◆ **TEXT EXCERPT**
Just a shame that they've blocked the Liver Building from your viewpoint
The study of architecture is always fascinating and on the rare occasions that I get dragged by the females into Leeds then I stand around outside various shops waiting for them to do whatever the hell it is that women do in their womens shops, and I stare at the upper floors of whatever street I am stood in, up above the corporate branding vandalism of most of our high streets are the story of the high street and on main thoroughfares like Briggate in Leeds you get the full history of the city and an idea of how affluent some of the Victorian and Edwardian developers were - why else would you decorate the outside of your building with terracotta trimmings that serve no other purpose but to broadcast tot he world that YOU, the person who owns this retail outlet, are VERY, VERY wealthy and so deserving of the public confidence - something that you never ever see these days - when was the last time that you looked at a new B&Q warehouse and thought, "they must be worthy of our commercial trust, I mean, look at the money they've spent on that anodised orange cladding".

◆ **WRITTEN TASK**
Answer these questions using the text on high-street architecture.
(a) Which building does the opening line say has been blocked from the viewpoint?
(b) Which Leeds street is named as a main thoroughfare?
(c) What material were the trimmings that Victorian and Edwardian developers put on the outside of their buildings?

◆ **INFORMATION GIVEN**
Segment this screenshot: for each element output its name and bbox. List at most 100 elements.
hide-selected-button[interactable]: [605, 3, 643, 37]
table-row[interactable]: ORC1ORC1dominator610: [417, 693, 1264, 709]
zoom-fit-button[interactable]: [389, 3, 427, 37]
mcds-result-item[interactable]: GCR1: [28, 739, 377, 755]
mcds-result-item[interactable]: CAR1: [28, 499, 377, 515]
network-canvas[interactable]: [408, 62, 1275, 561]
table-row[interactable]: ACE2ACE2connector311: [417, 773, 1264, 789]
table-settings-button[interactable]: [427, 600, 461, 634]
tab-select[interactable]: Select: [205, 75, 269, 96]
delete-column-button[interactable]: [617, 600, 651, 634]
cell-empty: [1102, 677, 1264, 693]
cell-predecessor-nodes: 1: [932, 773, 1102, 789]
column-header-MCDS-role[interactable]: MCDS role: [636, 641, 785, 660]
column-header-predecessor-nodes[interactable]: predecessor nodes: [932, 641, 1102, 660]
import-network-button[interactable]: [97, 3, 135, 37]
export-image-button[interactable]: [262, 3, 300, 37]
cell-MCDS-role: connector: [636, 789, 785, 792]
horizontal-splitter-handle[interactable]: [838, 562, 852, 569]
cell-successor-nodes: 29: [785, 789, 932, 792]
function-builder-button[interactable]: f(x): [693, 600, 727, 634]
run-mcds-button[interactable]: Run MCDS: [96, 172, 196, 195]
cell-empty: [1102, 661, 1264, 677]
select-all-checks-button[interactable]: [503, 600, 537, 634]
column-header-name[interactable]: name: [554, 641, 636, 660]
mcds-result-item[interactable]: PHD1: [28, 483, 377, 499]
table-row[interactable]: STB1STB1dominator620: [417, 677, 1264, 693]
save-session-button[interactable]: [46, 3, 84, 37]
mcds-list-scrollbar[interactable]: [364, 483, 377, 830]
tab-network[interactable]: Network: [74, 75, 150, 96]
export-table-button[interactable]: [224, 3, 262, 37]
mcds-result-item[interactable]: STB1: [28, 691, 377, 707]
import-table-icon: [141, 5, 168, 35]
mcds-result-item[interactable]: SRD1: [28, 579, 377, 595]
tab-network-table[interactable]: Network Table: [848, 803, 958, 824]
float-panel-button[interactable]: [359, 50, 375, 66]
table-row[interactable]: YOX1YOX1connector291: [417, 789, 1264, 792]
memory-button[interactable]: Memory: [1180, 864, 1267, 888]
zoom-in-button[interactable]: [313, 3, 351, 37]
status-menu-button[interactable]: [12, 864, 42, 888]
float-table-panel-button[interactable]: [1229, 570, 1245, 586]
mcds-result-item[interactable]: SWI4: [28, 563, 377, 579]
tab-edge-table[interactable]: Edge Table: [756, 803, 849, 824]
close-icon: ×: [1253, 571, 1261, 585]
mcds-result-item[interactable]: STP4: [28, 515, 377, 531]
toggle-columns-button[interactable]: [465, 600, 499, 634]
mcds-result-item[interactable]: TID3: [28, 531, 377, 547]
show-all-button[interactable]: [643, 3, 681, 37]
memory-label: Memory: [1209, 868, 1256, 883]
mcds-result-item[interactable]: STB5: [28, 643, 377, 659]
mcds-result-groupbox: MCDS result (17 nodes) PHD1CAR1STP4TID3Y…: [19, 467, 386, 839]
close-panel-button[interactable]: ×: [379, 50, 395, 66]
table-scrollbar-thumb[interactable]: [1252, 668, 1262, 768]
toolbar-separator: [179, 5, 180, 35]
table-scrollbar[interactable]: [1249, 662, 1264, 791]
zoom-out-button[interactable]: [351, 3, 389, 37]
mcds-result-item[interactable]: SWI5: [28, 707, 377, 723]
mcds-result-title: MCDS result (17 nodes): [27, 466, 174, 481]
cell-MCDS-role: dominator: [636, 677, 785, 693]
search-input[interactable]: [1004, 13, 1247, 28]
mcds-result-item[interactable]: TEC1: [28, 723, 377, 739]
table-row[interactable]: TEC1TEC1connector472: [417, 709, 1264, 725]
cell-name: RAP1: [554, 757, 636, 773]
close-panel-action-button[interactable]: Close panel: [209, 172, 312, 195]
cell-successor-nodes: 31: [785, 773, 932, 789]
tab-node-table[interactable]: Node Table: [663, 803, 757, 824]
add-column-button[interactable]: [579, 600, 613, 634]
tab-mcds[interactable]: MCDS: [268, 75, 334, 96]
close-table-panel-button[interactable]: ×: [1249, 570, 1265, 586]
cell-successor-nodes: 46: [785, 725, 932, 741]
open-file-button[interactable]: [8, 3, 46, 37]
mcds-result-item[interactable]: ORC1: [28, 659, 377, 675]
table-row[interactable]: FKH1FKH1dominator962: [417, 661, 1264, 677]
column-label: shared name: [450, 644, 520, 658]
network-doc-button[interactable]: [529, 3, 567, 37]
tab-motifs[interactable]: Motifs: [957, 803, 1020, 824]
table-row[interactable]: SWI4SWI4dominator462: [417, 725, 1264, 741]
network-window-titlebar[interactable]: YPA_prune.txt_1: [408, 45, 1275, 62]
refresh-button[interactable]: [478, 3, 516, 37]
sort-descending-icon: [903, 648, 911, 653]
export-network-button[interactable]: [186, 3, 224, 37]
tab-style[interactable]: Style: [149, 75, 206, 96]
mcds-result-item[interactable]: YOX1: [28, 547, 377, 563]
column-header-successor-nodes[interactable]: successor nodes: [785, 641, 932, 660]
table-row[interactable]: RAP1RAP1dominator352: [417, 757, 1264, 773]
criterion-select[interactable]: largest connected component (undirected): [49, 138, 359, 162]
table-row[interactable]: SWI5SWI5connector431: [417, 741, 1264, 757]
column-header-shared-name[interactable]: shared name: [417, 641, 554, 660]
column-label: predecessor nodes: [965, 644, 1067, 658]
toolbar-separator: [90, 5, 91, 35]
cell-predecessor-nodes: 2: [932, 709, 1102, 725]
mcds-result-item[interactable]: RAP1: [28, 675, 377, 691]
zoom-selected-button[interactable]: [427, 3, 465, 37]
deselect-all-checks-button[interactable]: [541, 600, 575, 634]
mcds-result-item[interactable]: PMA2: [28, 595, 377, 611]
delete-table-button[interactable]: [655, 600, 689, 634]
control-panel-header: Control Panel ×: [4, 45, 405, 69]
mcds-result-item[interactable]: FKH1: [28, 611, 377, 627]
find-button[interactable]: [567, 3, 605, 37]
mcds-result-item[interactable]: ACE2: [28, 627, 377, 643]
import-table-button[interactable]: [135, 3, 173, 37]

◆ **TASK RESULT**
(a) The Liver Building.
(b) Briggate.
(c) Terracotta.